[Excerpted data]
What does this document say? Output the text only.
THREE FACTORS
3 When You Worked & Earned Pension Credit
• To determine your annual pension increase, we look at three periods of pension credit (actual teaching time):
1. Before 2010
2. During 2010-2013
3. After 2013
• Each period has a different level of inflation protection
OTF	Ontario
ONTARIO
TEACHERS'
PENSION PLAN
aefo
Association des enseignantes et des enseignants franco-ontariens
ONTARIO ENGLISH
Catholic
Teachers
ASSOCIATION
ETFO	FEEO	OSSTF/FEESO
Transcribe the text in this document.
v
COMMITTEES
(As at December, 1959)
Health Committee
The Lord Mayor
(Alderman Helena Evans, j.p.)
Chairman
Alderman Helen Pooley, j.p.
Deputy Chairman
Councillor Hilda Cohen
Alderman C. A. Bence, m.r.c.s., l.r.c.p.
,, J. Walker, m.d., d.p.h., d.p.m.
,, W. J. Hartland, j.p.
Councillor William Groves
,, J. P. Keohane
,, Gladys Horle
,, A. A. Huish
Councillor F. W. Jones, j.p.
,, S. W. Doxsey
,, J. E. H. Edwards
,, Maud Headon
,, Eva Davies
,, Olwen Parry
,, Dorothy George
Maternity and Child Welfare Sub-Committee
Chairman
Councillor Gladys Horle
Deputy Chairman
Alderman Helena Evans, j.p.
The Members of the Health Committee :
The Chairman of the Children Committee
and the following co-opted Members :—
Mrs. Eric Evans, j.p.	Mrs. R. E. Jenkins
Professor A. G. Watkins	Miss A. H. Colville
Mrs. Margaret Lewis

--

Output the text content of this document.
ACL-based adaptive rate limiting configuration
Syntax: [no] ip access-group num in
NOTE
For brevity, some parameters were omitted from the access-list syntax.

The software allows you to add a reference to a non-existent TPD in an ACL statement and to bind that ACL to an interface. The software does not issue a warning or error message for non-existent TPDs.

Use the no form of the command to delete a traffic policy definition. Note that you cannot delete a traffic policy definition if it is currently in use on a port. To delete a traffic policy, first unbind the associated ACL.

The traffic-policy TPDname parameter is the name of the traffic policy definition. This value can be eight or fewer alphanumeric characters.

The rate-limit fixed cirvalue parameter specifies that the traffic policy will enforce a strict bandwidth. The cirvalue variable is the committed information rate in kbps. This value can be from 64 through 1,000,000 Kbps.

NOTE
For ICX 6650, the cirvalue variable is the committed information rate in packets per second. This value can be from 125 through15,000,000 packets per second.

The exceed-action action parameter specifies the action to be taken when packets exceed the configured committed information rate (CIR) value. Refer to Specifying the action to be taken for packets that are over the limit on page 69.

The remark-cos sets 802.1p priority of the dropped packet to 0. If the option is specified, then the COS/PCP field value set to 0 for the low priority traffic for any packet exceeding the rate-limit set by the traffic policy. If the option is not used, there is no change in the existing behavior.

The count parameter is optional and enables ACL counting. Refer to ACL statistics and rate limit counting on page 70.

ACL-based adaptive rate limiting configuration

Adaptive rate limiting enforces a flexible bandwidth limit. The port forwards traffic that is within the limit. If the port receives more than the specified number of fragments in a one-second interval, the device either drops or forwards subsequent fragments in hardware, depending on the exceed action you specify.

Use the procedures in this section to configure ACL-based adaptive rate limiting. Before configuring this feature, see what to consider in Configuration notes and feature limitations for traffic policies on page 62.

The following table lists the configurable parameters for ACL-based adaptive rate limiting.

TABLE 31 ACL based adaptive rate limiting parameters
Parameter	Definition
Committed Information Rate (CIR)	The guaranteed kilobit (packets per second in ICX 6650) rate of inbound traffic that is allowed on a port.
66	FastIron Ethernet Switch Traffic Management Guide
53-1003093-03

[Aim of the task] Pick out each line containing the string "action" and copy it.

[Solution for this problem]
The exceed-action action parameter specifies the action to be taken when packets exceed the configured committed information rate (CIR) value. Refer to Specifying the action to be taken for packets that are over the limit on page 69.
Adaptive rate limiting enforces a flexible bandwidth limit. The port forwards traffic that is within the limit. If the port receives more than the specified number of fragments in a one-second interval, the device either drops or forwards subsequent fragments in hardware, depending on the exceed action you specify.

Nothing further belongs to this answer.